The request - Find all lines in the records that include the word "text", and copy them out.

[Extracted material start]

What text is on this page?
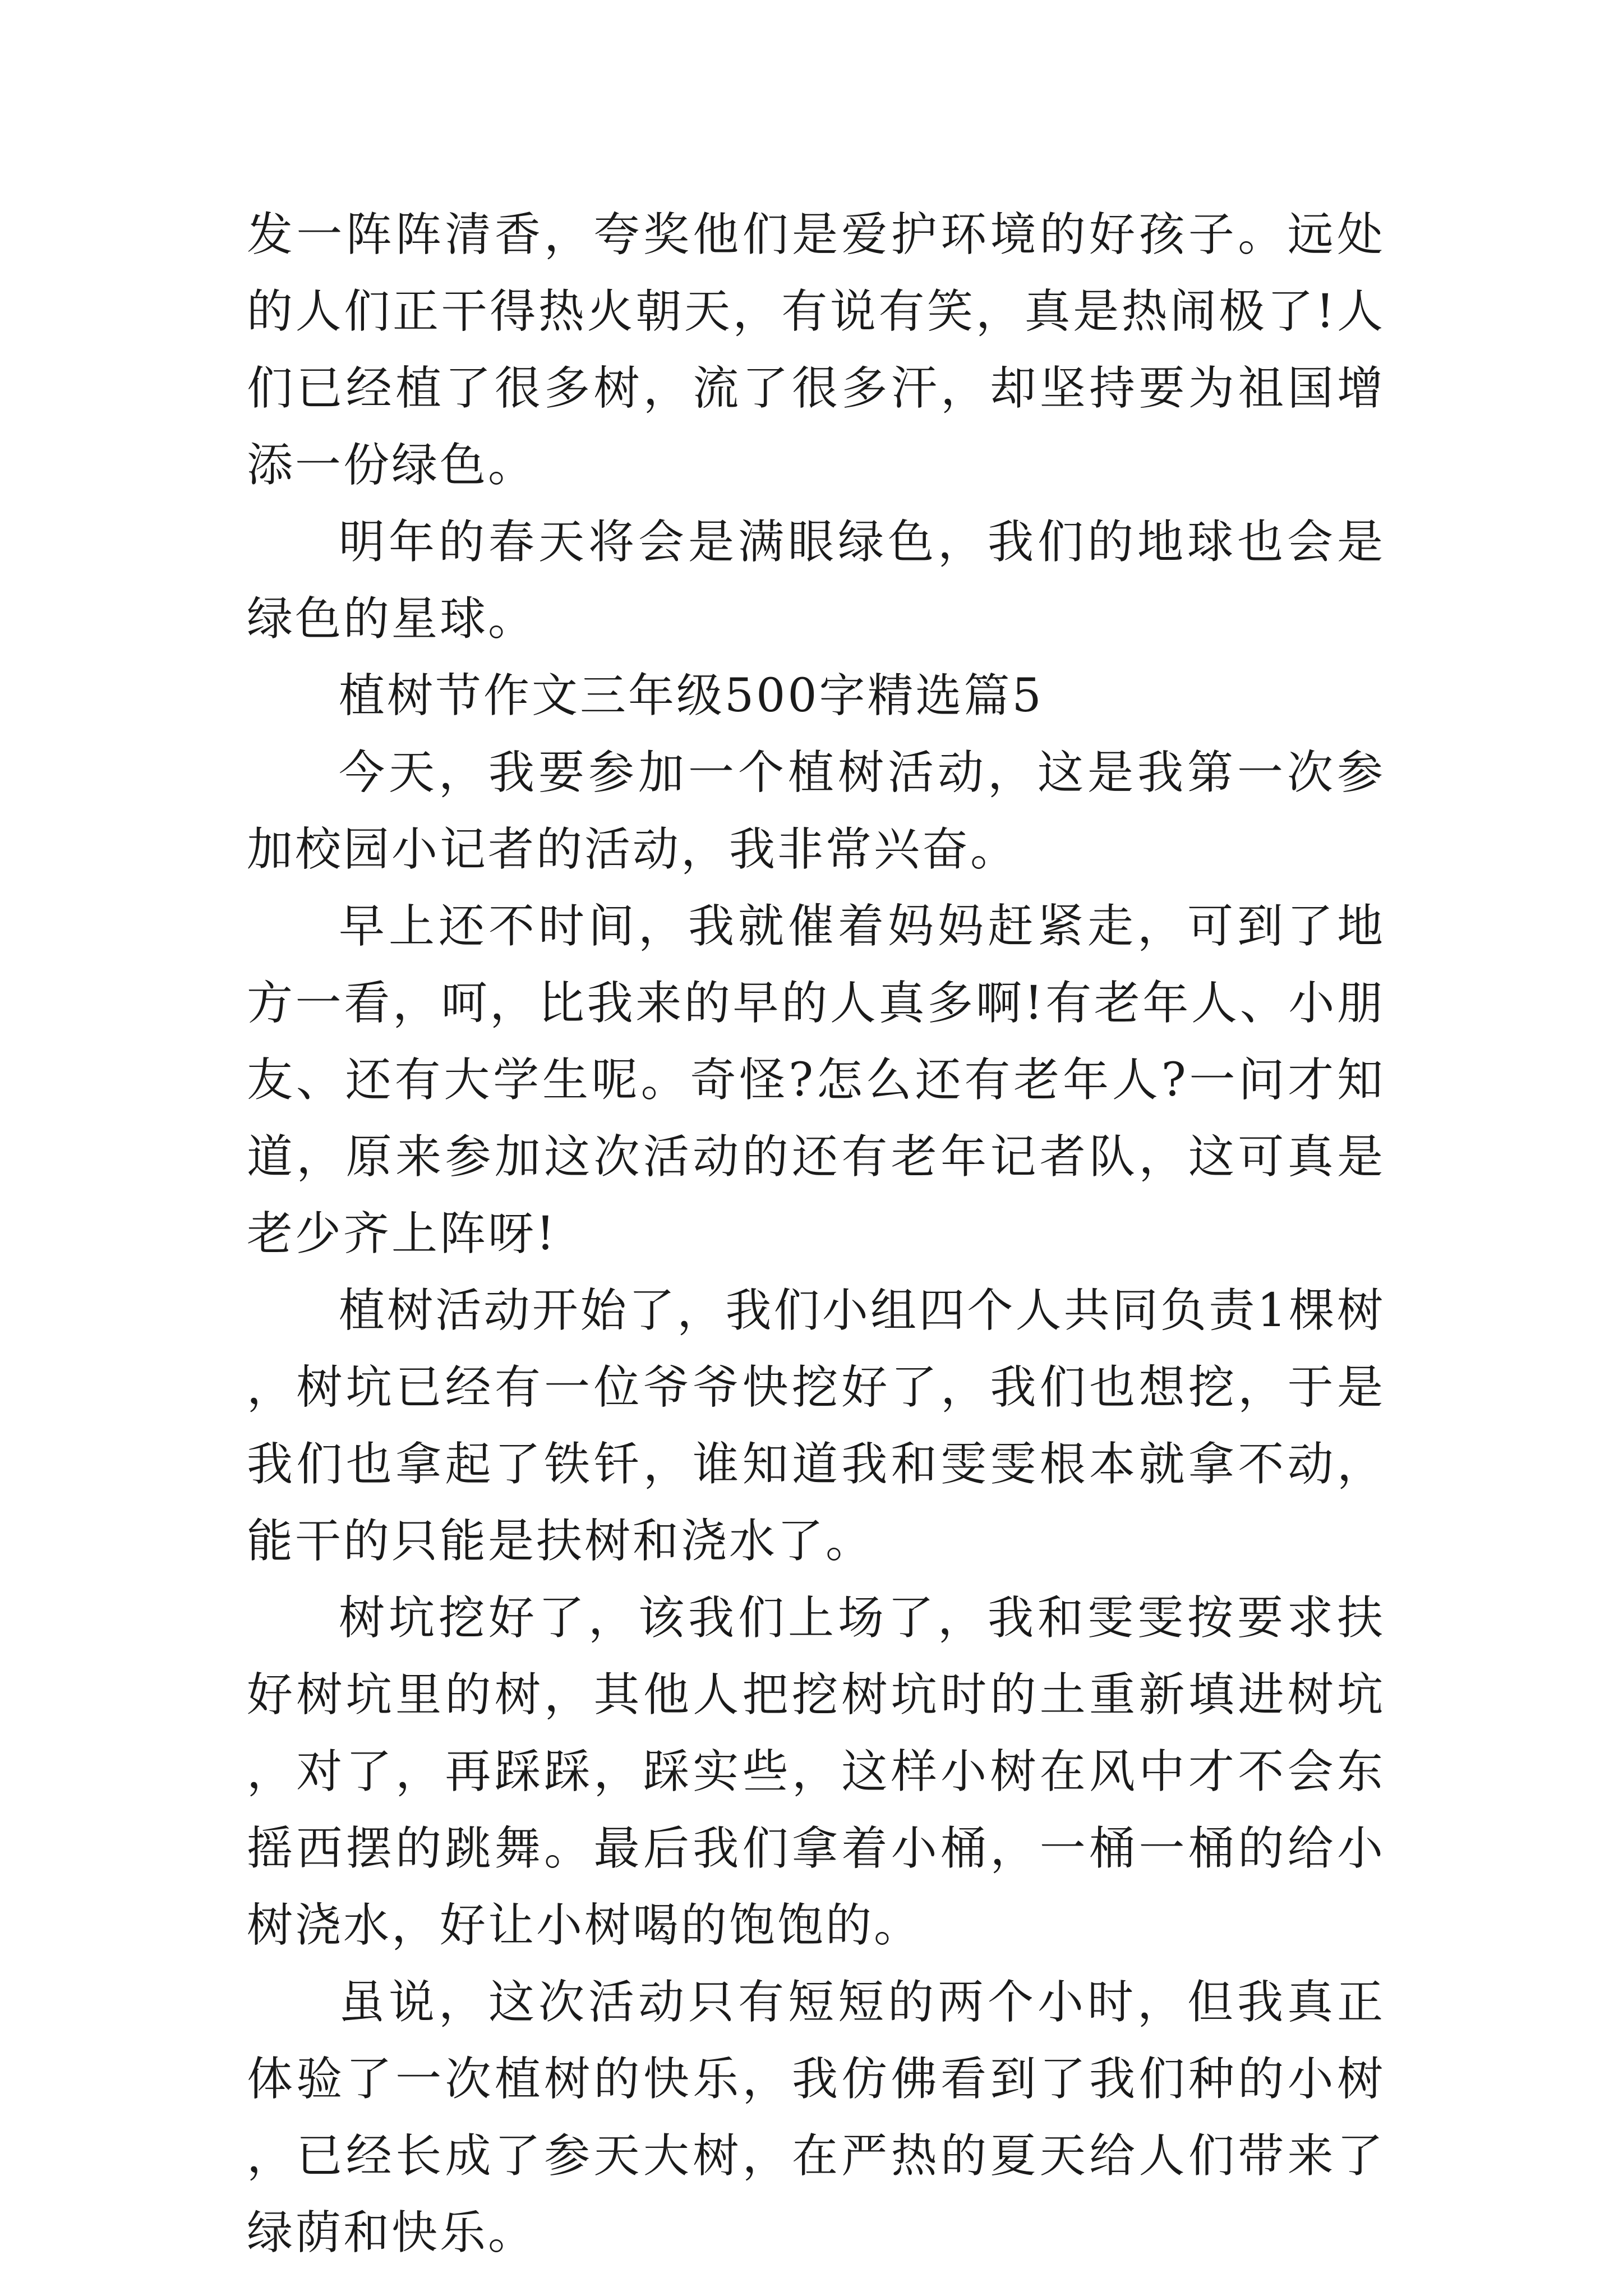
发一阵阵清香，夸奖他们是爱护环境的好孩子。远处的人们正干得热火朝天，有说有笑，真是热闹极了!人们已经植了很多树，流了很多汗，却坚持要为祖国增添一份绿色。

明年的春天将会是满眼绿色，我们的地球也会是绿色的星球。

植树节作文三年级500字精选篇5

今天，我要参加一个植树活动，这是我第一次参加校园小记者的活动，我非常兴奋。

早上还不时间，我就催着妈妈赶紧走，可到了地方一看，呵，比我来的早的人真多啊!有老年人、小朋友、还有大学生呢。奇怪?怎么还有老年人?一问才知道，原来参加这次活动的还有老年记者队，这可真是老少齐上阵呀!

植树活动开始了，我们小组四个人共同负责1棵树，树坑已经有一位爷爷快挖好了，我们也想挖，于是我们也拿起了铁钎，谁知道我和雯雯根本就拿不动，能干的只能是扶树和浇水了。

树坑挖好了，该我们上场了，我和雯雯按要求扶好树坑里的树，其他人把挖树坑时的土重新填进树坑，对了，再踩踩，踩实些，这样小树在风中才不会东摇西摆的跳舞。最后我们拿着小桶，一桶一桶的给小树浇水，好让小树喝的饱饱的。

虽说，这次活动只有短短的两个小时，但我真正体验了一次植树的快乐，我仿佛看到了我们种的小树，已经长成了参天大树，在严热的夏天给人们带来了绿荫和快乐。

[Extracted material end]
[Extracted material start]

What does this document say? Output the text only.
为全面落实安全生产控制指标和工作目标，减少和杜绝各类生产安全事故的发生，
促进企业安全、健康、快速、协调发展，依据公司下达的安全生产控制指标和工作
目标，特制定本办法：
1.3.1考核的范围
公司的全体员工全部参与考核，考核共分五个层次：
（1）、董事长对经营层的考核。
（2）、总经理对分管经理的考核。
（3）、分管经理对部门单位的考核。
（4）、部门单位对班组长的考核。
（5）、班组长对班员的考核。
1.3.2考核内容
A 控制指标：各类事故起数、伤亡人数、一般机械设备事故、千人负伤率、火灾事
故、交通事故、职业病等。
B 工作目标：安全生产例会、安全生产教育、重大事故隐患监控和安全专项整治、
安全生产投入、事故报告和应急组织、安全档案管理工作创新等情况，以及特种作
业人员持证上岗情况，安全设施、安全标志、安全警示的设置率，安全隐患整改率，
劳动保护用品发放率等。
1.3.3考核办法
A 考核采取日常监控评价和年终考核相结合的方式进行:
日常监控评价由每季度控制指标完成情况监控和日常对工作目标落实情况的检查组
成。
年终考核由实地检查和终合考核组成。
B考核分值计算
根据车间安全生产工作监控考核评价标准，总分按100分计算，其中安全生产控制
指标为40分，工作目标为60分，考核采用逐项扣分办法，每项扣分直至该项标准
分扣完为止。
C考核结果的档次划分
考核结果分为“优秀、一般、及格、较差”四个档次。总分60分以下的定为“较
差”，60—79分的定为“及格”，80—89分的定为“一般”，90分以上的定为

[Extracted material end]

Complete response -
What text is on this page?
What does this document say? Output the text only.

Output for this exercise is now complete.